* **WHAT YOU ARE ASKED TO DO**: Take the entries below and print all of them exactly, please.

------ PROVIDED INFORMATION

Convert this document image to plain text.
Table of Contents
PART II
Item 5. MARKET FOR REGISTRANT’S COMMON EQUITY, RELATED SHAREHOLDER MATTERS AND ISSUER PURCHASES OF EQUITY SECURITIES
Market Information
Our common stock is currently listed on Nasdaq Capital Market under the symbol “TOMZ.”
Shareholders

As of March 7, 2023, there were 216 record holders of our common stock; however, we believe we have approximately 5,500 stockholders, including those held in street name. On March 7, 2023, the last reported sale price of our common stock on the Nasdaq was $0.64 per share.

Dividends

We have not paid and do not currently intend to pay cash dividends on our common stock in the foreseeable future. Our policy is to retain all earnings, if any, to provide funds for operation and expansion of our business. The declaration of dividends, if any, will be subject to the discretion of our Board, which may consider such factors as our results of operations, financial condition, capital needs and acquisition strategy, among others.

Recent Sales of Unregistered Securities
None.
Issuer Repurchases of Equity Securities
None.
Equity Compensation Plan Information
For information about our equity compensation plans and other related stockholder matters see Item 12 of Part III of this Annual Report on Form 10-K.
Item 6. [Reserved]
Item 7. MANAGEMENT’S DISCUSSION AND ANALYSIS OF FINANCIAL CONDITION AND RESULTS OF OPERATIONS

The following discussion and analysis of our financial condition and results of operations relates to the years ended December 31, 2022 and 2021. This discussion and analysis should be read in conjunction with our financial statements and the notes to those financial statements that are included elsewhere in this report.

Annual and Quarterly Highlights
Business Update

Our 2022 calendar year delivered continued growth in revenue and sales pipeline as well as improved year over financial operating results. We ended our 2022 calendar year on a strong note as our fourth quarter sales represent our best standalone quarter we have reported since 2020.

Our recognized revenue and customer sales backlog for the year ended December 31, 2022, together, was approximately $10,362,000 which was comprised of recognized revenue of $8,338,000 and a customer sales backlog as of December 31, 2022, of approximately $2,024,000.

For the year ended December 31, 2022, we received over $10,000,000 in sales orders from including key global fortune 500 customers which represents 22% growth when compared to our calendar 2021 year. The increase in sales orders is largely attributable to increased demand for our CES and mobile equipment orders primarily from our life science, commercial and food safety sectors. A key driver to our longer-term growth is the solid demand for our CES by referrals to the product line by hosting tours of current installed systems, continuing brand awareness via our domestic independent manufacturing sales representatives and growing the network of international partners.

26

------------

* **EXERCISE ANSWER**:
Convert this document image to plain text.
Table of Contents
PART II
Item 5. MARKET FOR REGISTRANT’S COMMON EQUITY, RELATED SHAREHOLDER MATTERS AND ISSUER PURCHASES OF EQUITY SECURITIES
Market Information
Our common stock is currently listed on Nasdaq Capital Market under the symbol “TOMZ.”
Shareholders

As of March 7, 2023, there were 216 record holders of our common stock; however, we believe we have approximately 5,500 stockholders, including those held in street name. On March 7, 2023, the last reported sale price of our common stock on the Nasdaq was $0.64 per share.

Dividends

We have not paid and do not currently intend to pay cash dividends on our common stock in the foreseeable future. Our policy is to retain all earnings, if any, to provide funds for operation and expansion of our business. The declaration of dividends, if any, will be subject to the discretion of our Board, which may consider such factors as our results of operations, financial condition, capital needs and acquisition strategy, among others.

Recent Sales of Unregistered Securities
None.
Issuer Repurchases of Equity Securities
None.
Equity Compensation Plan Information
For information about our equity compensation plans and other related stockholder matters see Item 12 of Part III of this Annual Report on Form 10-K.
Item 6. [Reserved]
Item 7. MANAGEMENT’S DISCUSSION AND ANALYSIS OF FINANCIAL CONDITION AND RESULTS OF OPERATIONS

The following discussion and analysis of our financial condition and results of operations relates to the years ended December 31, 2022 and 2021. This discussion and analysis should be read in conjunction with our financial statements and the notes to those financial statements that are included elsewhere in this report.

Annual and Quarterly Highlights
Business Update

Our 2022 calendar year delivered continued growth in revenue and sales pipeline as well as improved year over financial operating results. We ended our 2022 calendar year on a strong note as our fourth quarter sales represent our best standalone quarter we have reported since 2020.

Our recognized revenue and customer sales backlog for the year ended December 31, 2022, together, was approximately $10,362,000 which was comprised of recognized revenue of $8,338,000 and a customer sales backlog as of December 31, 2022, of approximately $2,024,000.

For the year ended December 31, 2022, we received over $10,000,000 in sales orders from including key global fortune 500 customers which represents 22% growth when compared to our calendar 2021 year. The increase in sales orders is largely attributable to increased demand for our CES and mobile equipment orders primarily from our life science, commercial and food safety sectors. A key driver to our longer-term growth is the solid demand for our CES by referrals to the product line by hosting tours of current installed systems, continuing brand awareness via our domestic independent manufacturing sales representatives and growing the network of international partners.

26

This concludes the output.